Data records
[Start]
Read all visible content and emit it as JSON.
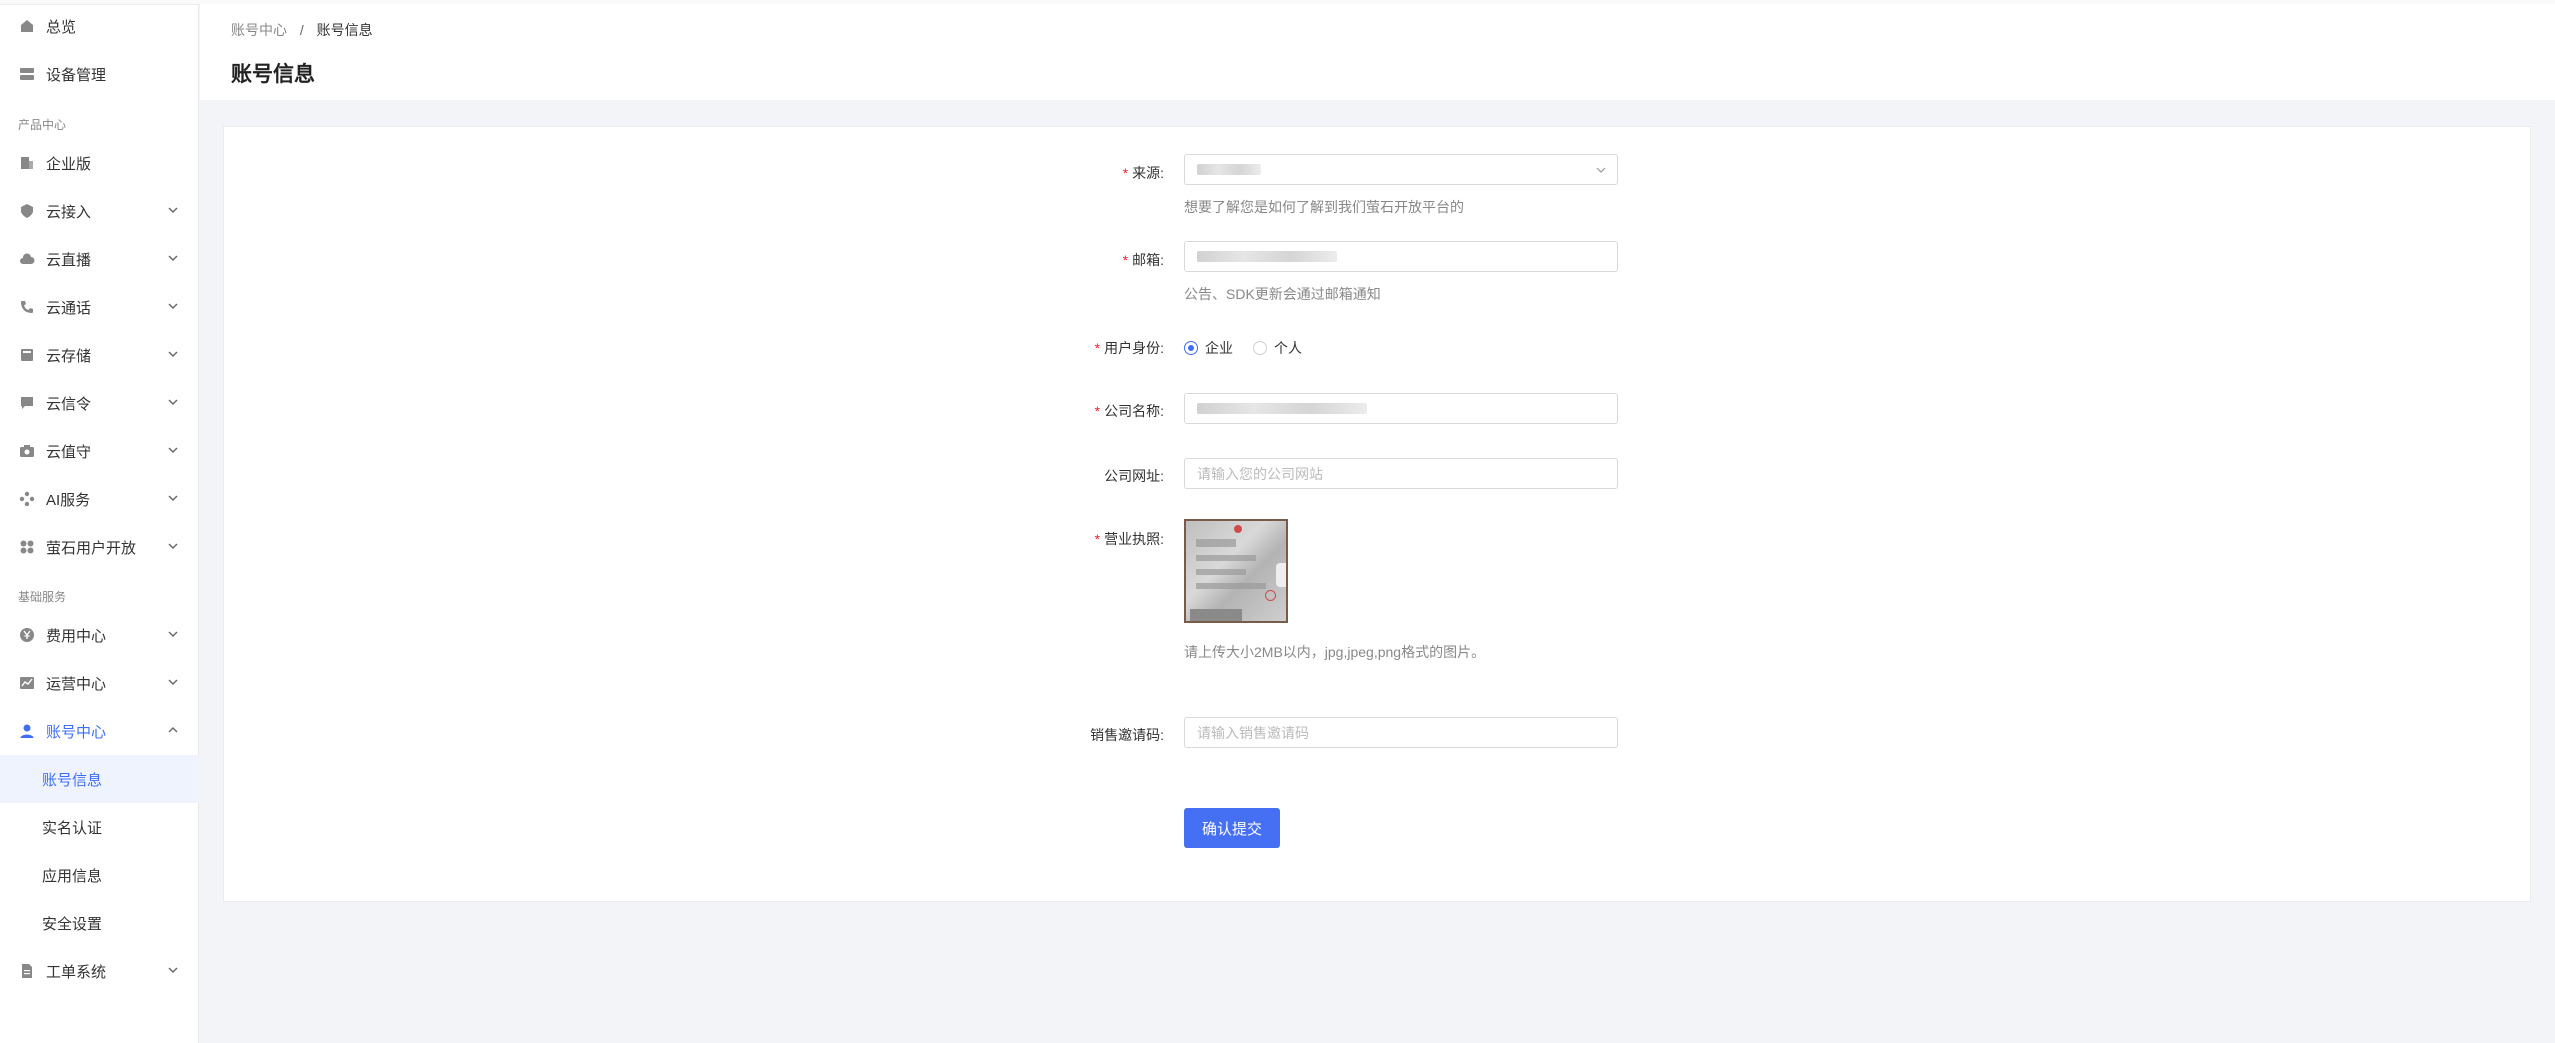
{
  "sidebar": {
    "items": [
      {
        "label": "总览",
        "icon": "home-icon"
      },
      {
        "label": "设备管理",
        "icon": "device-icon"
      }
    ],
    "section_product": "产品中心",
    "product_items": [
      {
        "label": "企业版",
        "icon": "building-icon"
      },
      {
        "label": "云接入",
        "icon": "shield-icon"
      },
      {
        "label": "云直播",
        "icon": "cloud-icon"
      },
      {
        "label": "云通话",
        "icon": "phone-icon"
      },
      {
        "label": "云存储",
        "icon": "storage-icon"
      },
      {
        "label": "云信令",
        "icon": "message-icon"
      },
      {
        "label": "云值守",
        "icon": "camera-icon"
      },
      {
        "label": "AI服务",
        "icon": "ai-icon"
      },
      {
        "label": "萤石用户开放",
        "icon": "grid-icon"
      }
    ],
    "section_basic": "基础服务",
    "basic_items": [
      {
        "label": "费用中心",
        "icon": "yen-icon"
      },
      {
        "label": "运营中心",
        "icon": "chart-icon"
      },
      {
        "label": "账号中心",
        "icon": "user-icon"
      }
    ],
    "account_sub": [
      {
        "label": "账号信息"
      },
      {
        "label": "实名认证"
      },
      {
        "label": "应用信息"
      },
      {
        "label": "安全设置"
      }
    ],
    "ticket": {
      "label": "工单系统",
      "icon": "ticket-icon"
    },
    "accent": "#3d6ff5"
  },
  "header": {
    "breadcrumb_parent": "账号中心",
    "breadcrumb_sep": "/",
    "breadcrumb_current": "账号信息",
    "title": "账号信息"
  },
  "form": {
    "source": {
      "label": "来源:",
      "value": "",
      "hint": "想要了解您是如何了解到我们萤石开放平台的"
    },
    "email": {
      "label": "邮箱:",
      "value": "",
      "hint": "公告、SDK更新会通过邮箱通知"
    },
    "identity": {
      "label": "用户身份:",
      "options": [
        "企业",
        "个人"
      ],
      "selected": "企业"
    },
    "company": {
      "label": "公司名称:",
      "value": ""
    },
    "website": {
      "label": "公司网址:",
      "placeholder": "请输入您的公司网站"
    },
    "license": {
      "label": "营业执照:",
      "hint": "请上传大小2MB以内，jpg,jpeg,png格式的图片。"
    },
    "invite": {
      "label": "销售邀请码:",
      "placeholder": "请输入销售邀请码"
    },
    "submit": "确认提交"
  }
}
[End]
[Start]
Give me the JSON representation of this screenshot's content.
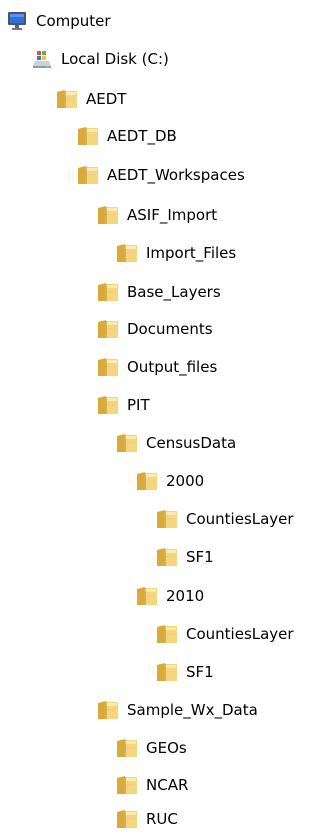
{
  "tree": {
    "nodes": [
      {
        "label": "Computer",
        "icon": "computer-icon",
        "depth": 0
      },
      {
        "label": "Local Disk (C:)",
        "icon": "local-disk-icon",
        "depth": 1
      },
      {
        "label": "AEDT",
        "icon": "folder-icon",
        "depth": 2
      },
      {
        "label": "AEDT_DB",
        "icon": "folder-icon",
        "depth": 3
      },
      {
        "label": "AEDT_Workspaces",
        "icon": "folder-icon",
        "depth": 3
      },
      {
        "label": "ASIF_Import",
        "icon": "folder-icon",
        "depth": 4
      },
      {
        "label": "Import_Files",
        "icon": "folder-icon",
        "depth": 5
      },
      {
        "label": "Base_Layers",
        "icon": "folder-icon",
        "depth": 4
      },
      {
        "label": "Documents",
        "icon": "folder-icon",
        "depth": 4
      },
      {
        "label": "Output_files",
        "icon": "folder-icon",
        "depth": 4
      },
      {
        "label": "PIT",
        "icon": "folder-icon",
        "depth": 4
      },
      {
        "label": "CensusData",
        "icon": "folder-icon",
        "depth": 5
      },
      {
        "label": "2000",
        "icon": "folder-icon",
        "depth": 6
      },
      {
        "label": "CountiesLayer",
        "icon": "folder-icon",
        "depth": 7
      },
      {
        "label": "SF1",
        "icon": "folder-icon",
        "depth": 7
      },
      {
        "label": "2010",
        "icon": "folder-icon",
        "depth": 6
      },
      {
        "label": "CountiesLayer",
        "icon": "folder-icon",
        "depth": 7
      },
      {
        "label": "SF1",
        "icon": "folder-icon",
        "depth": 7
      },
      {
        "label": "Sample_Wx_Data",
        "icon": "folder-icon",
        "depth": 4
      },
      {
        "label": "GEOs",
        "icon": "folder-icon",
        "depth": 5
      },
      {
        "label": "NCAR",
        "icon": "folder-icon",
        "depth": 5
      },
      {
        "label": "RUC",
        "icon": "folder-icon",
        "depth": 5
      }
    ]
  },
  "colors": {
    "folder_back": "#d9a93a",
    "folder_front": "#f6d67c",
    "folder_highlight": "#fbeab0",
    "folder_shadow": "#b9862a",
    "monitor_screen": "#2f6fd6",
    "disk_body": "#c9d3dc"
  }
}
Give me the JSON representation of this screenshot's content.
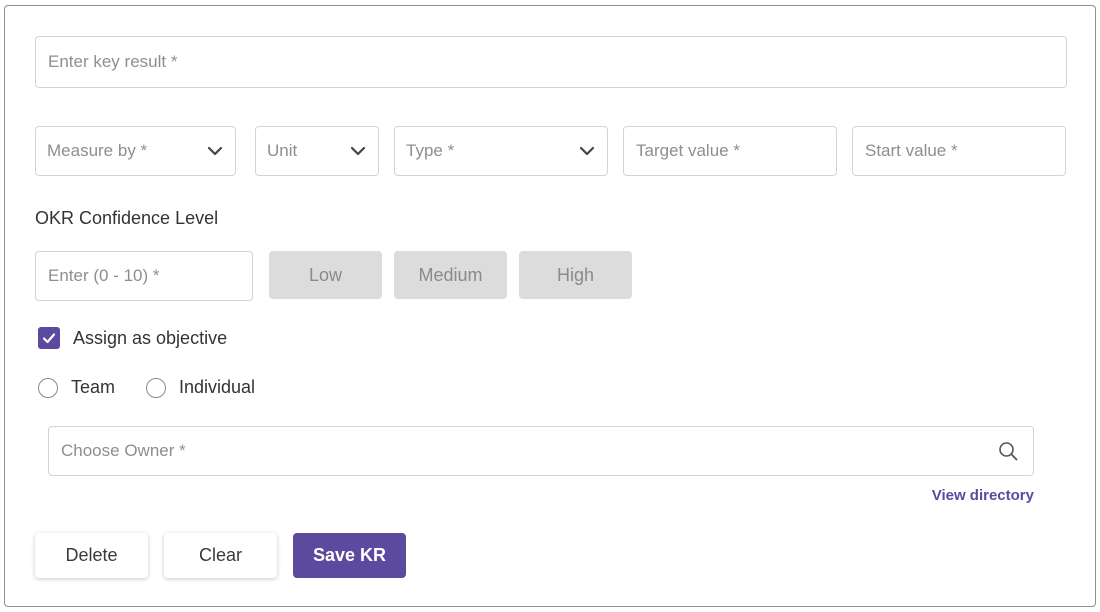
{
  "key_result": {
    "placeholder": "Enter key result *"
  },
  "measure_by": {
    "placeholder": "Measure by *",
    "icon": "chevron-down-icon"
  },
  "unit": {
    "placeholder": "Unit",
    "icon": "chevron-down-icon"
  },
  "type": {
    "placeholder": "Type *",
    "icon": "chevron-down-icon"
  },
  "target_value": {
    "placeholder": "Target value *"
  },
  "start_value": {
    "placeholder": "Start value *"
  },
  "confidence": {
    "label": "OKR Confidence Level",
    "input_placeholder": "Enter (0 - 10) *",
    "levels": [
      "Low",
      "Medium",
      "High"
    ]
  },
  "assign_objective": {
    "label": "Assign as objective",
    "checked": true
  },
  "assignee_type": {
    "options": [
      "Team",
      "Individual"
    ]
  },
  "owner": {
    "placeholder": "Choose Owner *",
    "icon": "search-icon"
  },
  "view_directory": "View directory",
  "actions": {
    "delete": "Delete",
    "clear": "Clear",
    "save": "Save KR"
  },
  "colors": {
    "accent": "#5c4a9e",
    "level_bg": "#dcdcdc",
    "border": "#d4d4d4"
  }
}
[End]
## EXERCISE AIM
Copy each line above that contains the word "账号信息".

## ANSWER TO THIS PROBLEM
        "label": "账号信息"
    "breadcrumb_current": "账号信息",
    "title": "账号信息"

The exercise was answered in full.